From the listing below, pick out each line with the word "JSON".

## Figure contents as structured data
- - - - - - -

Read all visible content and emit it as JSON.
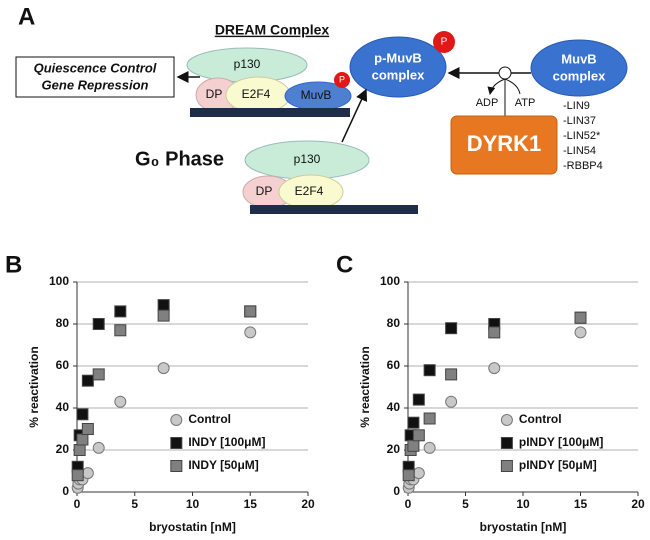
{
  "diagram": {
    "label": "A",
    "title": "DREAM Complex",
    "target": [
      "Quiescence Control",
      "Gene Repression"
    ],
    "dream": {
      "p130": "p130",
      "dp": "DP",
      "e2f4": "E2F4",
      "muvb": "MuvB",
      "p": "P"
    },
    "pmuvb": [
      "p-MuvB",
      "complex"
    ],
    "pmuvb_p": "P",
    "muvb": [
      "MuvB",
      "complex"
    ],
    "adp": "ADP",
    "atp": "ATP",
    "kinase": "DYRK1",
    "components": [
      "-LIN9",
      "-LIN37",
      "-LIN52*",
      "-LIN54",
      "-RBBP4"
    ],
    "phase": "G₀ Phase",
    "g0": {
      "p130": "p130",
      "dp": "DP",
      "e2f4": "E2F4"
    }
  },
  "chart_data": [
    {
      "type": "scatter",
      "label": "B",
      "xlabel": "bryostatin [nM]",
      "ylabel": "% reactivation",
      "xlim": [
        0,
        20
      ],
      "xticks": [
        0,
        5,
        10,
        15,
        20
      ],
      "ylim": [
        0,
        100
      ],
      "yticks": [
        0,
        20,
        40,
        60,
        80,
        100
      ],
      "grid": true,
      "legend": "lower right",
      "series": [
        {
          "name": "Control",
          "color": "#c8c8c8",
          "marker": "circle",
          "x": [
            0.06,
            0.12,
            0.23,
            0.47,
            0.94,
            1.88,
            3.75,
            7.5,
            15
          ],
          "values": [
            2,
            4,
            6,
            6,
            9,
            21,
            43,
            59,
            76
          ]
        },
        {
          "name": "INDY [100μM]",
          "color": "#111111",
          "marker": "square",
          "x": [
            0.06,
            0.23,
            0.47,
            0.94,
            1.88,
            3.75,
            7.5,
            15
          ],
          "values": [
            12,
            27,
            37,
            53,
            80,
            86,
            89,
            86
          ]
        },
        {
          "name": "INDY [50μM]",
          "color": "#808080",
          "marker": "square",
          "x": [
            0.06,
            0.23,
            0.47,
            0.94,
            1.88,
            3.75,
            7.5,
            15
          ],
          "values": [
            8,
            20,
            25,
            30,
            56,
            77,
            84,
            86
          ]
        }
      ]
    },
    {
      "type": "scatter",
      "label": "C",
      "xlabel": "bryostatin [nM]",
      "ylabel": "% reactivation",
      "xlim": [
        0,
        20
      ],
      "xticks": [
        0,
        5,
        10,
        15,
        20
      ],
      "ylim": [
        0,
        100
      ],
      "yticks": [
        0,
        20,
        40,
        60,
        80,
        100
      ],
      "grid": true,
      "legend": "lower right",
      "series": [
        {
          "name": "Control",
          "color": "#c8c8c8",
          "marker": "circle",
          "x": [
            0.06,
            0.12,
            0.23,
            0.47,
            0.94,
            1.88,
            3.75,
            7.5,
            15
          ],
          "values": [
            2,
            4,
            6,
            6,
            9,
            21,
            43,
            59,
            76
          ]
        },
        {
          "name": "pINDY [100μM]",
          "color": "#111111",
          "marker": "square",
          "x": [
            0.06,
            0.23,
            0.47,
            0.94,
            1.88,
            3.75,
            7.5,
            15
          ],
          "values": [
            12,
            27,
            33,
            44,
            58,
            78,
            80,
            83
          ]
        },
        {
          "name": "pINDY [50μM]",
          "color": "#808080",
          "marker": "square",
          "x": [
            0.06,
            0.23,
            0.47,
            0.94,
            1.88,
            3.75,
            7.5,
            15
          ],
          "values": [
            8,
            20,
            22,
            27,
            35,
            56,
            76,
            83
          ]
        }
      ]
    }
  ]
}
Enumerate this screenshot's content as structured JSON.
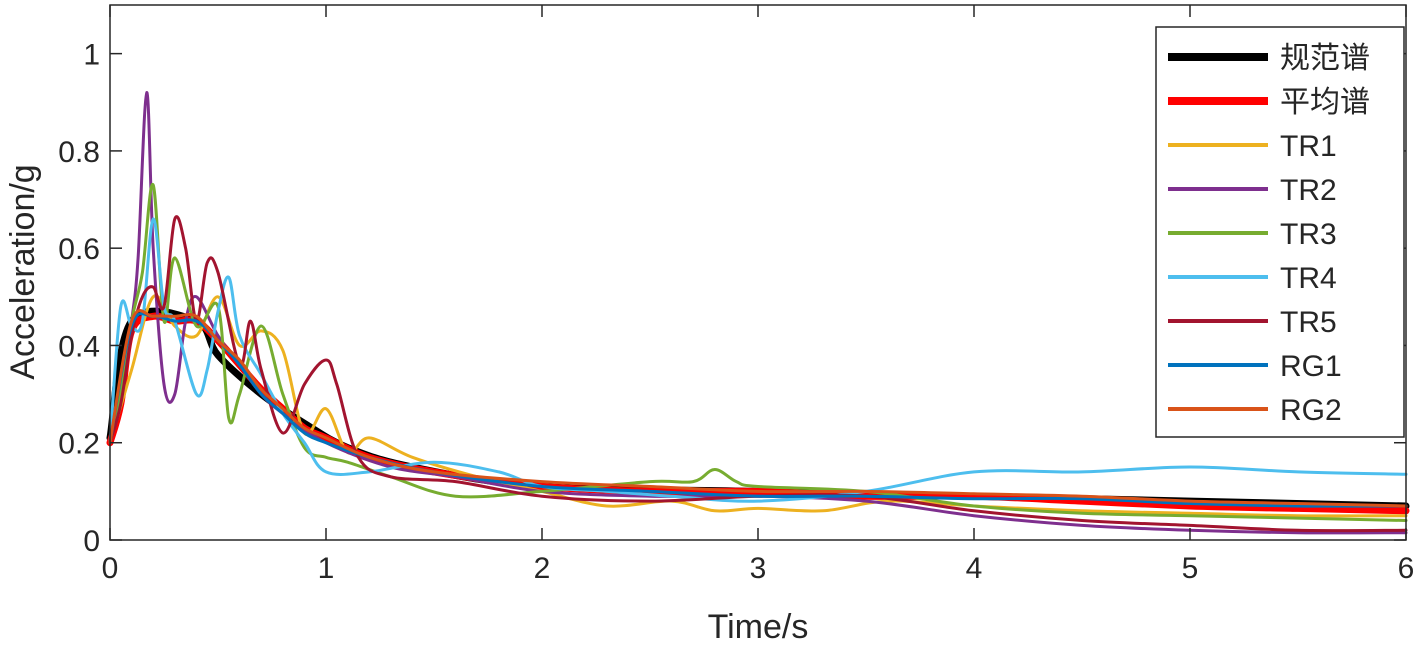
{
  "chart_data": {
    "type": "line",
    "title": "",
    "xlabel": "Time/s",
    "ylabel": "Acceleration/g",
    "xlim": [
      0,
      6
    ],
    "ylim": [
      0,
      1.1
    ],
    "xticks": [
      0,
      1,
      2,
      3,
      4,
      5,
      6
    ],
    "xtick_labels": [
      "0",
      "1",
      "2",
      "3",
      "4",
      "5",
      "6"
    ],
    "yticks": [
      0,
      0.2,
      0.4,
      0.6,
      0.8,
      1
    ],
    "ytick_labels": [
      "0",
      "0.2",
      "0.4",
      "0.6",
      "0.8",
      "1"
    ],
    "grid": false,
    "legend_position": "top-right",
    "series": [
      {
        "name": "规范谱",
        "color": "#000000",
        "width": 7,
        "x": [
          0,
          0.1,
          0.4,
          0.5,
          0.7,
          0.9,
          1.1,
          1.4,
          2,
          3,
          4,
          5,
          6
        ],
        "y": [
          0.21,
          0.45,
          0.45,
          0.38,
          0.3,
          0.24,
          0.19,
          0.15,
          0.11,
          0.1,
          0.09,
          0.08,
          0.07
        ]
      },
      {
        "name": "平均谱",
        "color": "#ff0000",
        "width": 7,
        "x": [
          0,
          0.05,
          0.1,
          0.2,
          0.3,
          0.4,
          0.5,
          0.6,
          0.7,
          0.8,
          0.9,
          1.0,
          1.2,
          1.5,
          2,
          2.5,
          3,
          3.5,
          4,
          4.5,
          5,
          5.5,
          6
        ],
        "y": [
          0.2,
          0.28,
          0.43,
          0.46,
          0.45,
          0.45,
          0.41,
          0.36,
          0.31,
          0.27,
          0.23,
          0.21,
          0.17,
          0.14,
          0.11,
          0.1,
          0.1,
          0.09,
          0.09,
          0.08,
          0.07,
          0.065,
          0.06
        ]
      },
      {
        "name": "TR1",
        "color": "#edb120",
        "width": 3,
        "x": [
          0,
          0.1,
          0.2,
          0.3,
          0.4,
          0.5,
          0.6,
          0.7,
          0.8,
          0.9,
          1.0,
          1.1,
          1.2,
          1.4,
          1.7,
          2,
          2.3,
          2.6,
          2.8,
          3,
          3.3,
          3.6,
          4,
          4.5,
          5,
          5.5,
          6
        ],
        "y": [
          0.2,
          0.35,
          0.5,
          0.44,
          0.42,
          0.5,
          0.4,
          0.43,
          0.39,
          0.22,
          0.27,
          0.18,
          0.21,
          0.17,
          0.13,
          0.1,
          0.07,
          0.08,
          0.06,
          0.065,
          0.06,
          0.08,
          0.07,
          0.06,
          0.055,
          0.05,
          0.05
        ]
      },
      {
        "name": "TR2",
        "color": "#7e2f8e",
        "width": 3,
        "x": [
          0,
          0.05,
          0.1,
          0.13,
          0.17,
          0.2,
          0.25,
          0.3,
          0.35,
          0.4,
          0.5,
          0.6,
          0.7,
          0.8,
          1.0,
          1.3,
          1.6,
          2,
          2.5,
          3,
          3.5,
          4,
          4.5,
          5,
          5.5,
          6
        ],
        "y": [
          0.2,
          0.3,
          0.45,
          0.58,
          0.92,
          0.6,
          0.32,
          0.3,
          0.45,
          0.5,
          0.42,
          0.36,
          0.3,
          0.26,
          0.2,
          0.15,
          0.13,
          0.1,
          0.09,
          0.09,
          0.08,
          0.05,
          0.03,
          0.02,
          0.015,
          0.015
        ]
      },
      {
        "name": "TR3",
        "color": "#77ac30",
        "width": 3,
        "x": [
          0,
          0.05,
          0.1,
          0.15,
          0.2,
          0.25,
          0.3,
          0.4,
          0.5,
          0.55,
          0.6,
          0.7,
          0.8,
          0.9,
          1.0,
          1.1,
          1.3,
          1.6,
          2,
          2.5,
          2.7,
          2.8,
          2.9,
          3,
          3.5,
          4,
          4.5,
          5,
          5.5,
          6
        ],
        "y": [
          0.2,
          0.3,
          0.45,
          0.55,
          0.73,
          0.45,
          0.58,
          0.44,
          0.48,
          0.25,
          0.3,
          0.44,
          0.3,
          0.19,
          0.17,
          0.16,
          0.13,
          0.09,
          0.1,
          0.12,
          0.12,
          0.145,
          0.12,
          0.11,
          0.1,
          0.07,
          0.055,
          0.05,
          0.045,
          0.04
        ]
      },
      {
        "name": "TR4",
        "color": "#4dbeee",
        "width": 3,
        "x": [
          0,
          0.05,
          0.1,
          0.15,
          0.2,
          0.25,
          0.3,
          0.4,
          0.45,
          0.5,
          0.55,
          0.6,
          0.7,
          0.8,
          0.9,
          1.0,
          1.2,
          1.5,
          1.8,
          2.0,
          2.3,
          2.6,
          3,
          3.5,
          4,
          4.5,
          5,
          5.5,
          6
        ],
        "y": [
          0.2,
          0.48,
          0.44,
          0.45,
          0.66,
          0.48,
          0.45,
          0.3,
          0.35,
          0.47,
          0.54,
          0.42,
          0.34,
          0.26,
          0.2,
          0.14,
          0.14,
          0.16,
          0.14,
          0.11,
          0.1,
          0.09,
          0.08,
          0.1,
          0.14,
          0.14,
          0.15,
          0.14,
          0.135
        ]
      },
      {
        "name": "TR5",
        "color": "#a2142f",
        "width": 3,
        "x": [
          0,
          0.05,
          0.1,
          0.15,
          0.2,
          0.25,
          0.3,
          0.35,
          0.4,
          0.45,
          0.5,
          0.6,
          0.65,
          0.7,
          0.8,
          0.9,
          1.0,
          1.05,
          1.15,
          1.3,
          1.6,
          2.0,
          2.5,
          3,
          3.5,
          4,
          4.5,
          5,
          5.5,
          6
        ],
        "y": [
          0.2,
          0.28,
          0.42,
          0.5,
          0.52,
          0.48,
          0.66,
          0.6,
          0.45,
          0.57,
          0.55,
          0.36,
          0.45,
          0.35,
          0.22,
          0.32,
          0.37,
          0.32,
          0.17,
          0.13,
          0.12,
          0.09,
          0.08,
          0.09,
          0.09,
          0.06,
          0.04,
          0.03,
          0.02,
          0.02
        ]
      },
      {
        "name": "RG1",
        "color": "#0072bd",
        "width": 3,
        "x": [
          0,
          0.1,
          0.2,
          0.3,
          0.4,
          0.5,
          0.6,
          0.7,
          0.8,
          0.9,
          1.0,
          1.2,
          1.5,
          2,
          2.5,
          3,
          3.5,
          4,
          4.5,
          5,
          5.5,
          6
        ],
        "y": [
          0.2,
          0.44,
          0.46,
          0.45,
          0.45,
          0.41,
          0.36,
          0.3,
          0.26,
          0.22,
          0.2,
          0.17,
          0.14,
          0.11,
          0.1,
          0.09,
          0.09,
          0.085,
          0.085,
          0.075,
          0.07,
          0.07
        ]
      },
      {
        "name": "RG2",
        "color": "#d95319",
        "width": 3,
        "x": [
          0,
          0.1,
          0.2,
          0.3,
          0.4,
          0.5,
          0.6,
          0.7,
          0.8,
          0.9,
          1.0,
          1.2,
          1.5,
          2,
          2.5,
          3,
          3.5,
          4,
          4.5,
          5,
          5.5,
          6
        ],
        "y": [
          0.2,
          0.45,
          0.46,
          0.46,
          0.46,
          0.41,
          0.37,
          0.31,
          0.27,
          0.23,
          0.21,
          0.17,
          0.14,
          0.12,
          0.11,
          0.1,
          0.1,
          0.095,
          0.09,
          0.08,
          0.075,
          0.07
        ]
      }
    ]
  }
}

- - - - - - -

## Task response
Read all visible content and emit it as JSON.
Enumerate this screenshot's content as structured JSON.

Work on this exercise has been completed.